## Exercise input
■ ■ ■ ■ ■ ■ ■

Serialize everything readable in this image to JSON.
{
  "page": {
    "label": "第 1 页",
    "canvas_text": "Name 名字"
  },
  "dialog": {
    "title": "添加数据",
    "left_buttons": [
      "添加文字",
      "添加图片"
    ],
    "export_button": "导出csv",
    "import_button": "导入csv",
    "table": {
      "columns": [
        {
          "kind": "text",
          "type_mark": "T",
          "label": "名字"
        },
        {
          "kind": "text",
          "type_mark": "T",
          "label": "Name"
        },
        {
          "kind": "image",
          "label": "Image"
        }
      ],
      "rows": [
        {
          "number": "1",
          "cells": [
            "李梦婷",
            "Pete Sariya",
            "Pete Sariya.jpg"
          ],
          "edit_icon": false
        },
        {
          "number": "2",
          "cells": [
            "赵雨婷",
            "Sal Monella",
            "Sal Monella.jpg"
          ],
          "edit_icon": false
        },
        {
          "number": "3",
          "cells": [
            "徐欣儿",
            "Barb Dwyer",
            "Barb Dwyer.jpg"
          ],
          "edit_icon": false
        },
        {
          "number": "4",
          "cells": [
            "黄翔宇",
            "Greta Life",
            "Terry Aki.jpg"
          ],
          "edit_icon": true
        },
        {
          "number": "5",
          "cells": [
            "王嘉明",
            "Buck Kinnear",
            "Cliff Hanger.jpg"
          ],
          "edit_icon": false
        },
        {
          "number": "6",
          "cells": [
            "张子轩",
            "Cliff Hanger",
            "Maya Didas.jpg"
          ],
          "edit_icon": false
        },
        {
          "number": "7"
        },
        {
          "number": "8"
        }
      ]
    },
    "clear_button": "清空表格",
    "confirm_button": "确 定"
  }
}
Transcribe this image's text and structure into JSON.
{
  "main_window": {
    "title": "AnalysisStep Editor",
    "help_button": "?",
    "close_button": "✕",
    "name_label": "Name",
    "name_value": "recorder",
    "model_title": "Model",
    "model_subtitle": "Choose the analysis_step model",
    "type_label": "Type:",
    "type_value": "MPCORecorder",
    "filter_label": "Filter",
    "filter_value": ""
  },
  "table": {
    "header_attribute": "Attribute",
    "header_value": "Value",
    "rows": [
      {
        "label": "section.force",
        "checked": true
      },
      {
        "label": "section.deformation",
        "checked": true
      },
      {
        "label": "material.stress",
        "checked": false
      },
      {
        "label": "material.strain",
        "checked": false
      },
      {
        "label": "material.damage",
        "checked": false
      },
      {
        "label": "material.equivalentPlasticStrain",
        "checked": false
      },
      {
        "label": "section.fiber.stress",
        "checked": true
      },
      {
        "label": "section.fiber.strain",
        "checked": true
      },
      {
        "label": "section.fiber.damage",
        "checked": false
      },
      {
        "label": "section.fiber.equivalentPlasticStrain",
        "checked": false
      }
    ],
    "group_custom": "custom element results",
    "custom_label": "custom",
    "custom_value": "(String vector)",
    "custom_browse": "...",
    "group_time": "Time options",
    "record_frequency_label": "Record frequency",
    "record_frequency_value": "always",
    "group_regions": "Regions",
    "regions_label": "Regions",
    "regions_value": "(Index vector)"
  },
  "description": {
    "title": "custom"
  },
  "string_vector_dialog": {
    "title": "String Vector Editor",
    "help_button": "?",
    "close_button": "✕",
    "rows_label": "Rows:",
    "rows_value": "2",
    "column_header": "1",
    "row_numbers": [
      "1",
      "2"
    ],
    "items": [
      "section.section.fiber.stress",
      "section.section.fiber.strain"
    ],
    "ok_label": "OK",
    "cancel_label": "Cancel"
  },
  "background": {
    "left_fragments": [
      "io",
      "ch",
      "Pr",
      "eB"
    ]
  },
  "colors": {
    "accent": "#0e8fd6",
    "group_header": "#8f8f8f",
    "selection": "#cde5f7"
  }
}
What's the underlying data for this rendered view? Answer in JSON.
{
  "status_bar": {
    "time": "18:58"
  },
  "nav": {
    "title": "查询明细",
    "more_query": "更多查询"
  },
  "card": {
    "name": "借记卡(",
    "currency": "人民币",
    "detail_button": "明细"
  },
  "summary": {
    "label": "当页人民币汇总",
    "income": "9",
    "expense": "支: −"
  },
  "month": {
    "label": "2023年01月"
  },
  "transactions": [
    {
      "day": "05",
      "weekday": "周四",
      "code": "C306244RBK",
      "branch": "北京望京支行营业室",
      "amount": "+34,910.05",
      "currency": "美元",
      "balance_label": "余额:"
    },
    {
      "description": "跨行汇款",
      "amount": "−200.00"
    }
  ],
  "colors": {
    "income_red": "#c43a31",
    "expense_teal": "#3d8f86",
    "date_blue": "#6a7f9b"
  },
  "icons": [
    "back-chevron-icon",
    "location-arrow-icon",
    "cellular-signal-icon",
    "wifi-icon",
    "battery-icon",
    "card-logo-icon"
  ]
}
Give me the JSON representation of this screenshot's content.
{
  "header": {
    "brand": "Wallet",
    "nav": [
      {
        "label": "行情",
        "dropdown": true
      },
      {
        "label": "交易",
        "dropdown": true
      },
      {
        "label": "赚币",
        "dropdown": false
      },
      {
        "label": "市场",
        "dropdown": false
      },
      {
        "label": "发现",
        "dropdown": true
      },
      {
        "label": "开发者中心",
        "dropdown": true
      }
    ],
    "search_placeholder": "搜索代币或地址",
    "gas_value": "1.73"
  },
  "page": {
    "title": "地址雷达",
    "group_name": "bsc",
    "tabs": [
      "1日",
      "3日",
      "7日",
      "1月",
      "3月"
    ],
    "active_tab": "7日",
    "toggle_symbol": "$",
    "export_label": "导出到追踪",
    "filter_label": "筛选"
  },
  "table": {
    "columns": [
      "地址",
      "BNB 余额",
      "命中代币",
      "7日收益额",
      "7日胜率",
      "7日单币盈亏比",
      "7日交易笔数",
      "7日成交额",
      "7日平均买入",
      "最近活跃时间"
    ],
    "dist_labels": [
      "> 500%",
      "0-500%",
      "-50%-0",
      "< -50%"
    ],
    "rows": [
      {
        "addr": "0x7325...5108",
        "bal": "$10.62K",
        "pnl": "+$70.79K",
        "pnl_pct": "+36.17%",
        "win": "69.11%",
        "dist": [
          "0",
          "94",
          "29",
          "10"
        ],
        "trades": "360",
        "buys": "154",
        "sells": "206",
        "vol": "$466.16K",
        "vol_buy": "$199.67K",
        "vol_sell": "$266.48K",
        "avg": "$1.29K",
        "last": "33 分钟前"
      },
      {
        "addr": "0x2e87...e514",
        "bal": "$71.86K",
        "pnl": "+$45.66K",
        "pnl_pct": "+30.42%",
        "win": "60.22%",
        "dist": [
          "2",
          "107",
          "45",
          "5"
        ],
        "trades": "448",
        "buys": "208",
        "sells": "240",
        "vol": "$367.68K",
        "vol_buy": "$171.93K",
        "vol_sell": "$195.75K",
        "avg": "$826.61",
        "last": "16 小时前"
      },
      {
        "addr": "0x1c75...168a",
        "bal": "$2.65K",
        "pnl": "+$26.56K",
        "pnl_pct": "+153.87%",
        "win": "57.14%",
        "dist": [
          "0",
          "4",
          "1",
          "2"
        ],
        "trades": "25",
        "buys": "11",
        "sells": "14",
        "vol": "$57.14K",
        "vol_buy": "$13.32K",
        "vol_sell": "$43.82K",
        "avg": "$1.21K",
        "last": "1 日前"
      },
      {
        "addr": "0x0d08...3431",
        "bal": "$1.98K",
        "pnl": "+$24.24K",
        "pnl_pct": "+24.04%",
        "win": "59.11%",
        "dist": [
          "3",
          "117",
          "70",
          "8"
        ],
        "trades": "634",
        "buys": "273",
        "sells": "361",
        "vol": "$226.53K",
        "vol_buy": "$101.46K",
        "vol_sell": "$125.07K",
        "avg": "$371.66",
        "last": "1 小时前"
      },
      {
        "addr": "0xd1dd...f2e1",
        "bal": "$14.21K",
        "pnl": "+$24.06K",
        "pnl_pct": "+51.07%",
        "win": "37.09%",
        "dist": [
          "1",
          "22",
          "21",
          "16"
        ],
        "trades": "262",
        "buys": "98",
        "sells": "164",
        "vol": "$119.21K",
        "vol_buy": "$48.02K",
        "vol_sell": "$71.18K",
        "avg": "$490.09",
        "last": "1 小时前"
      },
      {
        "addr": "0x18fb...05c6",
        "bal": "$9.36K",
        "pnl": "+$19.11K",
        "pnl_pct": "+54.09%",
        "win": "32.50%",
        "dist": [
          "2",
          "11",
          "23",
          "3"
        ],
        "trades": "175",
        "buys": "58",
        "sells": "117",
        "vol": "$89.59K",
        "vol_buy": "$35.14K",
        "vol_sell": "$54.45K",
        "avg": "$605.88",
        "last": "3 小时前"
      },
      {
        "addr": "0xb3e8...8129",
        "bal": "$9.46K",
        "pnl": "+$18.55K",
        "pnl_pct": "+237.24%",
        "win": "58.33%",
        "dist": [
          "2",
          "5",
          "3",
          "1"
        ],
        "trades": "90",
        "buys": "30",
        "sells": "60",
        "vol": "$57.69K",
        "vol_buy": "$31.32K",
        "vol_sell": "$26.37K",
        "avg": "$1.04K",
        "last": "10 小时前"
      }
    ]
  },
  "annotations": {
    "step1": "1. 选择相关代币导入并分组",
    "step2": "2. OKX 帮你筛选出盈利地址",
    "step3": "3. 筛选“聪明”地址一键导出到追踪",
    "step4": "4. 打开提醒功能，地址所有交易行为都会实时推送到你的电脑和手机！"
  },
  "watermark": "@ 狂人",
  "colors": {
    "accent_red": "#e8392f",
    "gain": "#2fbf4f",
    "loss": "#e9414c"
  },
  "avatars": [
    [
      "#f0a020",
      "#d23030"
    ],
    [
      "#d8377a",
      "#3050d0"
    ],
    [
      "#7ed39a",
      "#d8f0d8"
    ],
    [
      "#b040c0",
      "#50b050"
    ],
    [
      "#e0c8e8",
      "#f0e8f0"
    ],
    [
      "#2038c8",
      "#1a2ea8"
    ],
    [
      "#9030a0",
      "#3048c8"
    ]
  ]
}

■ ■ ■ ■ ■ ■ ■

## Task directions
Copy every line that includes the string "trades" from the material above.

## Right answer
        "trades": "360",
        "trades": "448",
        "trades": "25",
        "trades": "634",
        "trades": "262",
        "trades": "175",
        "trades": "90",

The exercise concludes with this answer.